── Extracted material ──
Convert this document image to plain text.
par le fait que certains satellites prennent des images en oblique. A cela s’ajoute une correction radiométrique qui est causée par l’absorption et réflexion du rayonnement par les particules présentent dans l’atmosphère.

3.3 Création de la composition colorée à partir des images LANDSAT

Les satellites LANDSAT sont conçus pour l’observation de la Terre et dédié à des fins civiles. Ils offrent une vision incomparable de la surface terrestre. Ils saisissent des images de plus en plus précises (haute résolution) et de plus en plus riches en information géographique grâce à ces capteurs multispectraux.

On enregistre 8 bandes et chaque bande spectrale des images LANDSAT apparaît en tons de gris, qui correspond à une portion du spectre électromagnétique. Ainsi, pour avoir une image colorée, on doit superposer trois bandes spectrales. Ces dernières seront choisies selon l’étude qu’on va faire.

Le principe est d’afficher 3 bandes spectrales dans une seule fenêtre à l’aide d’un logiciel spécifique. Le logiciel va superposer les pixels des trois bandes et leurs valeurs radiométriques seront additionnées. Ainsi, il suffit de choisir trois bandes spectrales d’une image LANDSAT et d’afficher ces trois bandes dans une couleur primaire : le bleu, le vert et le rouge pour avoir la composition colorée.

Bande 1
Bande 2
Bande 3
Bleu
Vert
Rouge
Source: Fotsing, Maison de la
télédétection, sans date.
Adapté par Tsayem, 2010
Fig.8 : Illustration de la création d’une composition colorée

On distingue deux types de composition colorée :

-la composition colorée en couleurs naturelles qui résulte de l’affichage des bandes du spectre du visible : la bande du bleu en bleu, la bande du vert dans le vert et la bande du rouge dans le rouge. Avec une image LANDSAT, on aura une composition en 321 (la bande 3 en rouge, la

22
───
**Task details**
Track down every line with the word "satellites" and copy it.

**Answer to this task**
par le fait que certains satellites prennent des images en oblique. A cela s’ajoute une correction radiométrique qui est causée par l’absorption et réflexion du rayonnement par les particules présentent dans l’atmosphère.
Les satellites LANDSAT sont conçus pour l’observation de la Terre et dédié à des fins civiles. Ils offrent une vision incomparable de la surface terrestre. Ils saisissent des images de plus en plus précises (haute résolution) et de plus en plus riches en information géographique grâce à ces capteurs multispectraux.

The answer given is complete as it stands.